Start of EXCERPT

Nevertheless, the fact that Christians can be just as stupid as other people doesn't prove that Christianity is wrong. It just proves that some Christians are wrong, and that Christianity doesn't automagically make them right (although some seem to think it does).
The name "theory of evolution" is just historical baggage. It's just a consequnce of DNA and "natural selection" (the fact that we're not all created equal - nature sorts out the winners), not a theory at all.
We define evolutionary "fitness" as a catch-all description of those hereditory traits that cause one individual to tend to leave more descendents than another in a given environment. In terms of animals this is mostly about things like abililty to attract mates, compete for food, fertility, disease resistance, etc. Fitness doesn't have any connotation of good or bad - it is just about number of descendents (all that matters in terms of your genetics suriving/dominating over many generations).
fact: fitter individuals leave more descendents than less fit ones
fact: genetics encodes fitness
fact: genetics is hereditory
consequence: each generation tends to be evolutionally fitter than the preceding one
In other words, evolution is not a theory - it is a consequence. At the time Darwin wrote "The Origin of Species by Means of Natural Selection" (aka the theory of evolution) it was technically fair to call it a theory since it depended on the assumed existence of an hereditory traits mechanism, but since the discovery of DNA there is nothing left but plain fact.
New species are created when two subgroups of an existing species evolve in different directions such that they can no longer interbreed (hence, by definition create a new species and are bound to diverge since due to lack of interbreeding their gene pools can no longer intermix). Speciation is just an example of evolution in action - it's simply what happens when genetic divergence takes you past the point of being able to interbreed (e.g. lion/tiger almost there, horse/donkey just diverged, man/chimp more longer diverged).
Please... The journalist should have followed a proper scientific process -- he should have cited the names/articles of the scientists he references.
He could anticipate the next objection by citing evidence (degrees, peer reviewed articles) establishing the stature of the scientists he referenced.
If he was to edit his own article, it should have been to add citations or recant the claim if he couldn't. Not to obscure it.

End of EXCERPT
Start of RECORDS

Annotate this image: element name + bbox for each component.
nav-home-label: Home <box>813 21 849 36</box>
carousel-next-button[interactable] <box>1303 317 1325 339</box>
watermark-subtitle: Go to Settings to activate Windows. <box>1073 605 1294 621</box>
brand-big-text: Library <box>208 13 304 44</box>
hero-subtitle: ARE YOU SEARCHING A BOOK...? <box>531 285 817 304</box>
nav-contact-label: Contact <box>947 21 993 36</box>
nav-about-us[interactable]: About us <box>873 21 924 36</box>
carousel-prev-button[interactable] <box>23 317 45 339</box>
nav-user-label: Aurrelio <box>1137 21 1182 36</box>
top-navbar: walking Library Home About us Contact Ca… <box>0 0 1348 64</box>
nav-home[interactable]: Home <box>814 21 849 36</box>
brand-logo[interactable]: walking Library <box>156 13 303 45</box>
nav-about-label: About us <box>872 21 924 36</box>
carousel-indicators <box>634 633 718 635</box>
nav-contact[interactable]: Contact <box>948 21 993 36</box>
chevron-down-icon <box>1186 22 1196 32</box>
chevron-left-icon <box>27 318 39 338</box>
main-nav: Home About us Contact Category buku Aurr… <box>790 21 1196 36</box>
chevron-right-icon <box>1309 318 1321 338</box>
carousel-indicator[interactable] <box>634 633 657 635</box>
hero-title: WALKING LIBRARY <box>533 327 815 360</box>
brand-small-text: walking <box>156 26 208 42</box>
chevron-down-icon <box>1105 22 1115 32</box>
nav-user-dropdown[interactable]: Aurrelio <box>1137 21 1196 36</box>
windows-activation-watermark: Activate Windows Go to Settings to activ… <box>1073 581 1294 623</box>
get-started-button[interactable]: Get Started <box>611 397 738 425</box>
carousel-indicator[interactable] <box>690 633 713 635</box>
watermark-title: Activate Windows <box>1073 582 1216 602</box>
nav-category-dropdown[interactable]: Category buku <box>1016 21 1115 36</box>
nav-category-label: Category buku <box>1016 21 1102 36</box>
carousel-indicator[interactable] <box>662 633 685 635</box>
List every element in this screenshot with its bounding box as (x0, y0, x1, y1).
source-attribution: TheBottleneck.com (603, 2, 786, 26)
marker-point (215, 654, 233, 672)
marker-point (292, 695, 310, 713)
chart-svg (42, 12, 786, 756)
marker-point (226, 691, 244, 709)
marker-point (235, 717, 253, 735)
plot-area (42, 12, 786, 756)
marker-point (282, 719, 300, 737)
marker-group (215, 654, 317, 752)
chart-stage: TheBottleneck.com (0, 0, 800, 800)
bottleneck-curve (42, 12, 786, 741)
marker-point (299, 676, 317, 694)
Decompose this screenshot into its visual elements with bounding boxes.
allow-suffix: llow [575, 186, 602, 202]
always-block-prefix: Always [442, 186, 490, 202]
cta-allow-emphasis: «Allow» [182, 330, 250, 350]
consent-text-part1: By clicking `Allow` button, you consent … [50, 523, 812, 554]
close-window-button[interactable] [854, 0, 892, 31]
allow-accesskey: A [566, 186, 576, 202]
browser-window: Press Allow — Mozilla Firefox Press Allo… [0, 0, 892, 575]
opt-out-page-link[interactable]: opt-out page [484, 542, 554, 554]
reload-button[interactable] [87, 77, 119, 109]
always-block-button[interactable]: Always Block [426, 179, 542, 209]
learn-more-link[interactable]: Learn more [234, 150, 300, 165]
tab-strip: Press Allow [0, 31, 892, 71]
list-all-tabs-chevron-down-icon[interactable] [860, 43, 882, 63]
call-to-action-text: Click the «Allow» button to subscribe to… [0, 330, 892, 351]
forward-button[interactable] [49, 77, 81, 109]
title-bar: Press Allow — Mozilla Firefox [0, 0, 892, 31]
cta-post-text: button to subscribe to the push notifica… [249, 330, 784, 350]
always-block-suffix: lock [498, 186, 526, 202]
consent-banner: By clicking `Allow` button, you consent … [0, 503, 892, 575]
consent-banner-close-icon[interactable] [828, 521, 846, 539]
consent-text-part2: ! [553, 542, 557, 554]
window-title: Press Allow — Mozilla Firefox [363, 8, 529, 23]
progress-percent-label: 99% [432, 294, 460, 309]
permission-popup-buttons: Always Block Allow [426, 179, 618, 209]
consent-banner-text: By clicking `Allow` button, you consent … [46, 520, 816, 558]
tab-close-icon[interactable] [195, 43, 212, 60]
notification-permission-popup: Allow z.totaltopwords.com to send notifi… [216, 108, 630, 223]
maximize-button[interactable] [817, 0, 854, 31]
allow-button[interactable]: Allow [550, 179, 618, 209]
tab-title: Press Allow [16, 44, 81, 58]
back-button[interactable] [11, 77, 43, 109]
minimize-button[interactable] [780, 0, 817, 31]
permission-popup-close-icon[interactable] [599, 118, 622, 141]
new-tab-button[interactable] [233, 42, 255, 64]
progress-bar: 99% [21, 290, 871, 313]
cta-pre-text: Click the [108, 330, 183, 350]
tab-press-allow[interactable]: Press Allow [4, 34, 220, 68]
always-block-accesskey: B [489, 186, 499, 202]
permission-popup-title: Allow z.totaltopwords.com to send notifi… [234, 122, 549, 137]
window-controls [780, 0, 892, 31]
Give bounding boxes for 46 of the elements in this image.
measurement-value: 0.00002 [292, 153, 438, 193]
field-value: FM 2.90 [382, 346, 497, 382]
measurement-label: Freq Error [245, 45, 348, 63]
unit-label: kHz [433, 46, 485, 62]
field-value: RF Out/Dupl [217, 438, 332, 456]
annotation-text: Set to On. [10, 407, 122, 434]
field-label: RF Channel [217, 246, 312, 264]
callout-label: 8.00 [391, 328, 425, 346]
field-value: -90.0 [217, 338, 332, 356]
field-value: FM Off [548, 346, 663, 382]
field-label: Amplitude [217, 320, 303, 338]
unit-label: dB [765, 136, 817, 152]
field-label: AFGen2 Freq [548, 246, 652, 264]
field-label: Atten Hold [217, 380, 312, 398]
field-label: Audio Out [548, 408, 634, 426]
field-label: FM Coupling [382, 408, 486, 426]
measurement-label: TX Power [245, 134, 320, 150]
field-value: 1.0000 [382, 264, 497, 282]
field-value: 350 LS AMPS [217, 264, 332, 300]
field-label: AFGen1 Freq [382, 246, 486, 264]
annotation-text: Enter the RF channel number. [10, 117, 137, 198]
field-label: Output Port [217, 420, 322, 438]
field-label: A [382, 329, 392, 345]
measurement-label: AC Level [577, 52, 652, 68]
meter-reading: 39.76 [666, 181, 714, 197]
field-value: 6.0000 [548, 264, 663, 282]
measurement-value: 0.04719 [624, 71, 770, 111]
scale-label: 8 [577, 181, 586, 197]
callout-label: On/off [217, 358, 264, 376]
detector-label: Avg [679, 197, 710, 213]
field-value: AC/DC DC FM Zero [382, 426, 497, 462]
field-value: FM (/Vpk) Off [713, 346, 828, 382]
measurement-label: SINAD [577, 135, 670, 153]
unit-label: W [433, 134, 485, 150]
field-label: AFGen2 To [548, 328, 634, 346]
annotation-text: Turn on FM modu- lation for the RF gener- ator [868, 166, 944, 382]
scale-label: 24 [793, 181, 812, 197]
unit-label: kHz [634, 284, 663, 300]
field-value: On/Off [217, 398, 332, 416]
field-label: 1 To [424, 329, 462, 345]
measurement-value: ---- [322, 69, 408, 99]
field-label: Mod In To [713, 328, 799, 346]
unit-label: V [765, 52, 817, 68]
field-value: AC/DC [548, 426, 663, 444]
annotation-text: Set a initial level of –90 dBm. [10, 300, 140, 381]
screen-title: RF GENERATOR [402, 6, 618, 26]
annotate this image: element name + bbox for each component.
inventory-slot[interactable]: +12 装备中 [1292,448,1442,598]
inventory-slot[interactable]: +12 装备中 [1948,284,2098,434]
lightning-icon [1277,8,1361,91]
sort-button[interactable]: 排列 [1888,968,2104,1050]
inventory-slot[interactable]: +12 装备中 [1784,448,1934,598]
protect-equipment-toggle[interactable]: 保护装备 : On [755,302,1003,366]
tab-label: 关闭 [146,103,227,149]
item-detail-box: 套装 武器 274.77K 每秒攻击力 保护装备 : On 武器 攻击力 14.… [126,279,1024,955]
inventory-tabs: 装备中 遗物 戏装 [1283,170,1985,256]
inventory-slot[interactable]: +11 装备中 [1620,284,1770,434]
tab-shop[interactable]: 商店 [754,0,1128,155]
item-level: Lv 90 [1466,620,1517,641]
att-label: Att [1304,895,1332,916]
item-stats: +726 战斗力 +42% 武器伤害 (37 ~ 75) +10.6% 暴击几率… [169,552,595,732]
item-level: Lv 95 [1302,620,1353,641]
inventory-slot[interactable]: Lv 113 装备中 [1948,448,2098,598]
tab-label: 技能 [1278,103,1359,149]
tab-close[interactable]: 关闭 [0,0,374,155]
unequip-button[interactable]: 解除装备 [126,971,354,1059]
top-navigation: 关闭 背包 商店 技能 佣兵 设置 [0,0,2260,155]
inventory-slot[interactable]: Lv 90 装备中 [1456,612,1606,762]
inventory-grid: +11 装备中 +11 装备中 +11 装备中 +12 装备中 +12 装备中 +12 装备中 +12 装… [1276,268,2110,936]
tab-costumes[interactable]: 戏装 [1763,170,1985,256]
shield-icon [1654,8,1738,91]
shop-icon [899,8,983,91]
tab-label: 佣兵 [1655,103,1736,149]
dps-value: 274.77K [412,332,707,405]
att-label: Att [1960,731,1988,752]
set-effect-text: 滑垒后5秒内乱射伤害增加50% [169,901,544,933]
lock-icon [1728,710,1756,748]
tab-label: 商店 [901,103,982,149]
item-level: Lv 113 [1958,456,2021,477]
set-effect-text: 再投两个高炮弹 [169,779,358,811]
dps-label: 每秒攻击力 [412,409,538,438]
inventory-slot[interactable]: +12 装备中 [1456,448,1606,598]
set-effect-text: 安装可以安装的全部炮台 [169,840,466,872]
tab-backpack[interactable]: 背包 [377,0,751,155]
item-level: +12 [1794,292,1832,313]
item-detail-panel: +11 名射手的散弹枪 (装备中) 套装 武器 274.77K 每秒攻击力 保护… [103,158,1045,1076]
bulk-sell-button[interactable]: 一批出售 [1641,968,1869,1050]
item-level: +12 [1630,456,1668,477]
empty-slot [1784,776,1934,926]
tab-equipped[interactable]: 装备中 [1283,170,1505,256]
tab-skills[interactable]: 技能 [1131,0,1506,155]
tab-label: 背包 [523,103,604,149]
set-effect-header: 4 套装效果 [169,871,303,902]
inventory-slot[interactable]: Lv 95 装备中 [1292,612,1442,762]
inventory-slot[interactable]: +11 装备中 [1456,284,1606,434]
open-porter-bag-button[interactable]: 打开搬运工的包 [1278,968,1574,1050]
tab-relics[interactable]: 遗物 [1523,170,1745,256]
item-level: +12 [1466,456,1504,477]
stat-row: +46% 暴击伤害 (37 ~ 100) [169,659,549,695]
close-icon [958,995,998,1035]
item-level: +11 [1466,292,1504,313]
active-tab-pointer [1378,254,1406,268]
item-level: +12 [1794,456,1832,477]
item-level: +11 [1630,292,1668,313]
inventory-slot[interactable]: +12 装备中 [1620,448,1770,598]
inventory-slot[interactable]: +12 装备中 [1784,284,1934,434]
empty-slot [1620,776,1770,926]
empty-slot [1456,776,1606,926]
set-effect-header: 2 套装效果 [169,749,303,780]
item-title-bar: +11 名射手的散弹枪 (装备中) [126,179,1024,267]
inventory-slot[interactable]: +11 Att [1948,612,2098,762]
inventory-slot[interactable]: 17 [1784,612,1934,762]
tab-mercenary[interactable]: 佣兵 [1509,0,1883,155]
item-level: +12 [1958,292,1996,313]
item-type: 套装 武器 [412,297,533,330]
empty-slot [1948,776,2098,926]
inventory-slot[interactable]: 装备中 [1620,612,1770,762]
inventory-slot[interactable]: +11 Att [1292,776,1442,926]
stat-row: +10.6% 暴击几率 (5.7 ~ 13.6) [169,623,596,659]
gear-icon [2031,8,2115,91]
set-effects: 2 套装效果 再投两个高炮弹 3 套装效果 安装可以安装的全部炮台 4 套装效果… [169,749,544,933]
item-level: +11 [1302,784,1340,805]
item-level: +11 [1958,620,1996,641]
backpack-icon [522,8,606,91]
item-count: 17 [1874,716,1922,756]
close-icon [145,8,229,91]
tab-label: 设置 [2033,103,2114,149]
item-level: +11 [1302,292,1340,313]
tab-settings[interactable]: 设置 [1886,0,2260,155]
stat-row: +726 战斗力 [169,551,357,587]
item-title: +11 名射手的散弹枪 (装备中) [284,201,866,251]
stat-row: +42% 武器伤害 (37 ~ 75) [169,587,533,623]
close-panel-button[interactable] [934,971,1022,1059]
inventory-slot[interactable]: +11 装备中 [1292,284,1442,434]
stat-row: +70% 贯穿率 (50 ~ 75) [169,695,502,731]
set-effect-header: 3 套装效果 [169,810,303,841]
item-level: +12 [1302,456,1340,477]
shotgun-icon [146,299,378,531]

End of RECORDS

Update the passage of the excerpt that opens with the words "Please... The journalist" and closes with "to obscure it." by changing every "scientists" to "researchers". Write out the revised passage in full.

## ANSWER SECTION
Please... The journalist should have followed a proper scientific process -- he should have cited the names/articles of the researchers he references.
He could anticipate the next objection by citing evidence (degrees, peer reviewed articles) establishing the stature of the researchers he referenced.
If he was to edit his own article, it should have been to add citations or recant the claim if he couldn't. Not to obscure it.